**Stated problem**
What is needed here is an exact copy of every entry.

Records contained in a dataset
* Start *

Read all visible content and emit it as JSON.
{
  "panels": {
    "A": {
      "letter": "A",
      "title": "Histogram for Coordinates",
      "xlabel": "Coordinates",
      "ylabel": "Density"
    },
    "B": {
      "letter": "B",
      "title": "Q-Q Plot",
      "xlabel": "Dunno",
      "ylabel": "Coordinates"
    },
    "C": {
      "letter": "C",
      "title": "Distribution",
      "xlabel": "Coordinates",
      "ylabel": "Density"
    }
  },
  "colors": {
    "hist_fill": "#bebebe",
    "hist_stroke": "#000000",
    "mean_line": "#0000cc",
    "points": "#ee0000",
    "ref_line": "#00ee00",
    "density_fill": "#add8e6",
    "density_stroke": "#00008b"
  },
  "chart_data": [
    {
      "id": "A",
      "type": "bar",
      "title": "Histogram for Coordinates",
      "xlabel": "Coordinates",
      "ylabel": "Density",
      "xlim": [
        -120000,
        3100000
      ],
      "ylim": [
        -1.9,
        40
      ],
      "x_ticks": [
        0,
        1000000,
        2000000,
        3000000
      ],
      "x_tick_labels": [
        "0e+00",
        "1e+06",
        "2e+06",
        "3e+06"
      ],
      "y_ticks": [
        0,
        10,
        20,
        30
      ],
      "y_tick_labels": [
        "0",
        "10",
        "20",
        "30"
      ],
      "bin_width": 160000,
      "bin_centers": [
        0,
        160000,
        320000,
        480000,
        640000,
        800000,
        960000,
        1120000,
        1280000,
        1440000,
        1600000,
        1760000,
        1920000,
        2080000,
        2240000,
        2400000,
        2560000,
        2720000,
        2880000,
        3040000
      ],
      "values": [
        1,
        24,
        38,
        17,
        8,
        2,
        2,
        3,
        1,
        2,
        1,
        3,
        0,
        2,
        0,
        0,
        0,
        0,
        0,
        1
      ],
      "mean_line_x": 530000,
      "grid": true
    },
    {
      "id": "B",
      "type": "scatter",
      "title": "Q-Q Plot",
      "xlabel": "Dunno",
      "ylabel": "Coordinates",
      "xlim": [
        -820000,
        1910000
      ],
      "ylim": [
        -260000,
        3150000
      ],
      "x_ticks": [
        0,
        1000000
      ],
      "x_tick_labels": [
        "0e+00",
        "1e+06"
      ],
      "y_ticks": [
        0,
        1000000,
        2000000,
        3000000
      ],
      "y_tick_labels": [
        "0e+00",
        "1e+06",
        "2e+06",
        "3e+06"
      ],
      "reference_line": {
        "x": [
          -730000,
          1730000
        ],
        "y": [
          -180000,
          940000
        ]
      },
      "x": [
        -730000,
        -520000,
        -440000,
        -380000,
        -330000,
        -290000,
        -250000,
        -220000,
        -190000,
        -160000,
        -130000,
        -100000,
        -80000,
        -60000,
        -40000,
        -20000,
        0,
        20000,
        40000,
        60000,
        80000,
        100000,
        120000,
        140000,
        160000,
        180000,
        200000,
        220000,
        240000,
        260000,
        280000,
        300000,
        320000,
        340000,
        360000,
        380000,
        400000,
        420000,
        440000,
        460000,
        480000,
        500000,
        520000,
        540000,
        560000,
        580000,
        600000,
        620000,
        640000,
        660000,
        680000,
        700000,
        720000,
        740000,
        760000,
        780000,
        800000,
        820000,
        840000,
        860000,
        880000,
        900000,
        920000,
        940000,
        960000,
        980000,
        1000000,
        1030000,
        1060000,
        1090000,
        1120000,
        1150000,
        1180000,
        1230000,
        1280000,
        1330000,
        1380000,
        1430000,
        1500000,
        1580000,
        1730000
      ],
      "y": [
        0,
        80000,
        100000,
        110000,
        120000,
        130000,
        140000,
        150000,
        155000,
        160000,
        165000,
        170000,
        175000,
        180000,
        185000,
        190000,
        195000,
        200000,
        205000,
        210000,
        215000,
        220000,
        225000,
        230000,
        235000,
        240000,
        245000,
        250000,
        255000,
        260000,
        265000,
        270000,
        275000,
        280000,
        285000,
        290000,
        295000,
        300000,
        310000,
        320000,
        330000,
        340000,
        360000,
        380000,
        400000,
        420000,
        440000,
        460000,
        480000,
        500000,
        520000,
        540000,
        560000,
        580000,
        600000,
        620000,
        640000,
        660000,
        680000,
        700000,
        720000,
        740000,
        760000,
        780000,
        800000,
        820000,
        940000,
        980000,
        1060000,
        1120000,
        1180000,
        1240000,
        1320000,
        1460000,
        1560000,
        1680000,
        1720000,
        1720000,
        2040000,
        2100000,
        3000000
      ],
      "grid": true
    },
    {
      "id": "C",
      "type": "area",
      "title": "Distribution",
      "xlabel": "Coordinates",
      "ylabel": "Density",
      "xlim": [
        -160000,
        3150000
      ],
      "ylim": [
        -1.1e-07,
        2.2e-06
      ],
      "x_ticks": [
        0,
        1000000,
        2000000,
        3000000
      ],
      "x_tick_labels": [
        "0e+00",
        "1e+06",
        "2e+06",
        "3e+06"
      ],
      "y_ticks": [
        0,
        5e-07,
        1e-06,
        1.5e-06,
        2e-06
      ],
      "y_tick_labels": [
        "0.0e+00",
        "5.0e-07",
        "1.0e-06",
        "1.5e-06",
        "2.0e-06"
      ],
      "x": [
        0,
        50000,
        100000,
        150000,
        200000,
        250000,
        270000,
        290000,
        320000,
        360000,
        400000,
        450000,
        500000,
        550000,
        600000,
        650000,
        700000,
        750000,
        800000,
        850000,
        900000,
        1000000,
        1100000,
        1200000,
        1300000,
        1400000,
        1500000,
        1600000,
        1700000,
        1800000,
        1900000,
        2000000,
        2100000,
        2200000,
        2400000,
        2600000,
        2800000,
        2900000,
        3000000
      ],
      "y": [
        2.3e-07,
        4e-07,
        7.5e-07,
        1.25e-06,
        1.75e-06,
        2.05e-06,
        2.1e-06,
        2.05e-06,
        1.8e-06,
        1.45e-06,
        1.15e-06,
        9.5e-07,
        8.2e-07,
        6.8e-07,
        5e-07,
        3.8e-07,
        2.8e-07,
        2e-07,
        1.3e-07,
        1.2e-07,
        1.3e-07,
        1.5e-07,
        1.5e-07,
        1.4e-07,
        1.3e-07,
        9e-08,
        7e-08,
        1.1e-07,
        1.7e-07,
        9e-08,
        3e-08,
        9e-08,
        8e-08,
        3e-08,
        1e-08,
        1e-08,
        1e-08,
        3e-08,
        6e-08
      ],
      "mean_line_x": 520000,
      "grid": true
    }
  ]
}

* End *

**Worked solution**
Read all visible content and emit it as JSON.
{
  "panels": {
    "A": {
      "letter": "A",
      "title": "Histogram for Coordinates",
      "xlabel": "Coordinates",
      "ylabel": "Density"
    },
    "B": {
      "letter": "B",
      "title": "Q-Q Plot",
      "xlabel": "Dunno",
      "ylabel": "Coordinates"
    },
    "C": {
      "letter": "C",
      "title": "Distribution",
      "xlabel": "Coordinates",
      "ylabel": "Density"
    }
  },
  "colors": {
    "hist_fill": "#bebebe",
    "hist_stroke": "#000000",
    "mean_line": "#0000cc",
    "points": "#ee0000",
    "ref_line": "#00ee00",
    "density_fill": "#add8e6",
    "density_stroke": "#00008b"
  },
  "chart_data": [
    {
      "id": "A",
      "type": "bar",
      "title": "Histogram for Coordinates",
      "xlabel": "Coordinates",
      "ylabel": "Density",
      "xlim": [
        -120000,
        3100000
      ],
      "ylim": [
        -1.9,
        40
      ],
      "x_ticks": [
        0,
        1000000,
        2000000,
        3000000
      ],
      "x_tick_labels": [
        "0e+00",
        "1e+06",
        "2e+06",
        "3e+06"
      ],
      "y_ticks": [
        0,
        10,
        20,
        30
      ],
      "y_tick_labels": [
        "0",
        "10",
        "20",
        "30"
      ],
      "bin_width": 160000,
      "bin_centers": [
        0,
        160000,
        320000,
        480000,
        640000,
        800000,
        960000,
        1120000,
        1280000,
        1440000,
        1600000,
        1760000,
        1920000,
        2080000,
        2240000,
        2400000,
        2560000,
        2720000,
        2880000,
        3040000
      ],
      "values": [
        1,
        24,
        38,
        17,
        8,
        2,
        2,
        3,
        1,
        2,
        1,
        3,
        0,
        2,
        0,
        0,
        0,
        0,
        0,
        1
      ],
      "mean_line_x": 530000,
      "grid": true
    },
    {
      "id": "B",
      "type": "scatter",
      "title": "Q-Q Plot",
      "xlabel": "Dunno",
      "ylabel": "Coordinates",
      "xlim": [
        -820000,
        1910000
      ],
      "ylim": [
        -260000,
        3150000
      ],
      "x_ticks": [
        0,
        1000000
      ],
      "x_tick_labels": [
        "0e+00",
        "1e+06"
      ],
      "y_ticks": [
        0,
        1000000,
        2000000,
        3000000
      ],
      "y_tick_labels": [
        "0e+00",
        "1e+06",
        "2e+06",
        "3e+06"
      ],
      "reference_line": {
        "x": [
          -730000,
          1730000
        ],
        "y": [
          -180000,
          940000
        ]
      },
      "x": [
        -730000,
        -520000,
        -440000,
        -380000,
        -330000,
        -290000,
        -250000,
        -220000,
        -190000,
        -160000,
        -130000,
        -100000,
        -80000,
        -60000,
        -40000,
        -20000,
        0,
        20000,
        40000,
        60000,
        80000,
        100000,
        120000,
        140000,
        160000,
        180000,
        200000,
        220000,
        240000,
        260000,
        280000,
        300000,
        320000,
        340000,
        360000,
        380000,
        400000,
        420000,
        440000,
        460000,
        480000,
        500000,
        520000,
        540000,
        560000,
        580000,
        600000,
        620000,
        640000,
        660000,
        680000,
        700000,
        720000,
        740000,
        760000,
        780000,
        800000,
        820000,
        840000,
        860000,
        880000,
        900000,
        920000,
        940000,
        960000,
        980000,
        1000000,
        1030000,
        1060000,
        1090000,
        1120000,
        1150000,
        1180000,
        1230000,
        1280000,
        1330000,
        1380000,
        1430000,
        1500000,
        1580000,
        1730000
      ],
      "y": [
        0,
        80000,
        100000,
        110000,
        120000,
        130000,
        140000,
        150000,
        155000,
        160000,
        165000,
        170000,
        175000,
        180000,
        185000,
        190000,
        195000,
        200000,
        205000,
        210000,
        215000,
        220000,
        225000,
        230000,
        235000,
        240000,
        245000,
        250000,
        255000,
        260000,
        265000,
        270000,
        275000,
        280000,
        285000,
        290000,
        295000,
        300000,
        310000,
        320000,
        330000,
        340000,
        360000,
        380000,
        400000,
        420000,
        440000,
        460000,
        480000,
        500000,
        520000,
        540000,
        560000,
        580000,
        600000,
        620000,
        640000,
        660000,
        680000,
        700000,
        720000,
        740000,
        760000,
        780000,
        800000,
        820000,
        940000,
        980000,
        1060000,
        1120000,
        1180000,
        1240000,
        1320000,
        1460000,
        1560000,
        1680000,
        1720000,
        1720000,
        2040000,
        2100000,
        3000000
      ],
      "grid": true
    },
    {
      "id": "C",
      "type": "area",
      "title": "Distribution",
      "xlabel": "Coordinates",
      "ylabel": "Density",
      "xlim": [
        -160000,
        3150000
      ],
      "ylim": [
        -1.1e-07,
        2.2e-06
      ],
      "x_ticks": [
        0,
        1000000,
        2000000,
        3000000
      ],
      "x_tick_labels": [
        "0e+00",
        "1e+06",
        "2e+06",
        "3e+06"
      ],
      "y_ticks": [
        0,
        5e-07,
        1e-06,
        1.5e-06,
        2e-06
      ],
      "y_tick_labels": [
        "0.0e+00",
        "5.0e-07",
        "1.0e-06",
        "1.5e-06",
        "2.0e-06"
      ],
      "x": [
        0,
        50000,
        100000,
        150000,
        200000,
        250000,
        270000,
        290000,
        320000,
        360000,
        400000,
        450000,
        500000,
        550000,
        600000,
        650000,
        700000,
        750000,
        800000,
        850000,
        900000,
        1000000,
        1100000,
        1200000,
        1300000,
        1400000,
        1500000,
        1600000,
        1700000,
        1800000,
        1900000,
        2000000,
        2100000,
        2200000,
        2400000,
        2600000,
        2800000,
        2900000,
        3000000
      ],
      "y": [
        2.3e-07,
        4e-07,
        7.5e-07,
        1.25e-06,
        1.75e-06,
        2.05e-06,
        2.1e-06,
        2.05e-06,
        1.8e-06,
        1.45e-06,
        1.15e-06,
        9.5e-07,
        8.2e-07,
        6.8e-07,
        5e-07,
        3.8e-07,
        2.8e-07,
        2e-07,
        1.3e-07,
        1.2e-07,
        1.3e-07,
        1.5e-07,
        1.5e-07,
        1.4e-07,
        1.3e-07,
        9e-08,
        7e-08,
        1.1e-07,
        1.7e-07,
        9e-08,
        3e-08,
        9e-08,
        8e-08,
        3e-08,
        1e-08,
        1e-08,
        1e-08,
        3e-08,
        6e-08
      ],
      "mean_line_x": 520000,
      "grid": true
    }
  ]
}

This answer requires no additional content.